### Exercise description
Repeat the material below exactly, line for line.

(Data items)
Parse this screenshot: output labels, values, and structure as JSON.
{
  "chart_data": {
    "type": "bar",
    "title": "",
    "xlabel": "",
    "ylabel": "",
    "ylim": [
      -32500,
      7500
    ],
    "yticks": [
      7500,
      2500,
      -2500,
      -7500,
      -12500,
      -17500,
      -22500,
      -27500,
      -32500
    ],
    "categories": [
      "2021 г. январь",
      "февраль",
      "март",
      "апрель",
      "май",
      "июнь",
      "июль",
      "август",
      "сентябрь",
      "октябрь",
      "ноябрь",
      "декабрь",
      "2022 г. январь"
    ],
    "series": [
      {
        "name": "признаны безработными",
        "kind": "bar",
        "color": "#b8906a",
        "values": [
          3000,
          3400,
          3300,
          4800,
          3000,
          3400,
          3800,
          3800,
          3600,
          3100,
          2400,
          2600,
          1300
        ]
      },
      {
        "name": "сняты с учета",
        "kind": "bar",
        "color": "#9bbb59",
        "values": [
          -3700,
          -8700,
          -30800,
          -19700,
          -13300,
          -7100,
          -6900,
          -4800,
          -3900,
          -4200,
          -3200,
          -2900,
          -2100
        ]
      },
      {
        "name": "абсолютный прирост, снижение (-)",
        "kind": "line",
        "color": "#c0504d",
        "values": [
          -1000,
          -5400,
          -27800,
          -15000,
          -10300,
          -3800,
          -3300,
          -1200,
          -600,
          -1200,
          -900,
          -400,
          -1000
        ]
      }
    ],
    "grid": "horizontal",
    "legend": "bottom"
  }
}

### Final result
Parse this screenshot: output labels, values, and structure as JSON.
{
  "chart_data": {
    "type": "bar",
    "title": "",
    "xlabel": "",
    "ylabel": "",
    "ylim": [
      -32500,
      7500
    ],
    "yticks": [
      7500,
      2500,
      -2500,
      -7500,
      -12500,
      -17500,
      -22500,
      -27500,
      -32500
    ],
    "categories": [
      "2021 г. январь",
      "февраль",
      "март",
      "апрель",
      "май",
      "июнь",
      "июль",
      "август",
      "сентябрь",
      "октябрь",
      "ноябрь",
      "декабрь",
      "2022 г. январь"
    ],
    "series": [
      {
        "name": "признаны безработными",
        "kind": "bar",
        "color": "#b8906a",
        "values": [
          3000,
          3400,
          3300,
          4800,
          3000,
          3400,
          3800,
          3800,
          3600,
          3100,
          2400,
          2600,
          1300
        ]
      },
      {
        "name": "сняты с учета",
        "kind": "bar",
        "color": "#9bbb59",
        "values": [
          -3700,
          -8700,
          -30800,
          -19700,
          -13300,
          -7100,
          -6900,
          -4800,
          -3900,
          -4200,
          -3200,
          -2900,
          -2100
        ]
      },
      {
        "name": "абсолютный прирост, снижение (-)",
        "kind": "line",
        "color": "#c0504d",
        "values": [
          -1000,
          -5400,
          -27800,
          -15000,
          -10300,
          -3800,
          -3300,
          -1200,
          -600,
          -1200,
          -900,
          -400,
          -1000
        ]
      }
    ],
    "grid": "horizontal",
    "legend": "bottom"
  }
}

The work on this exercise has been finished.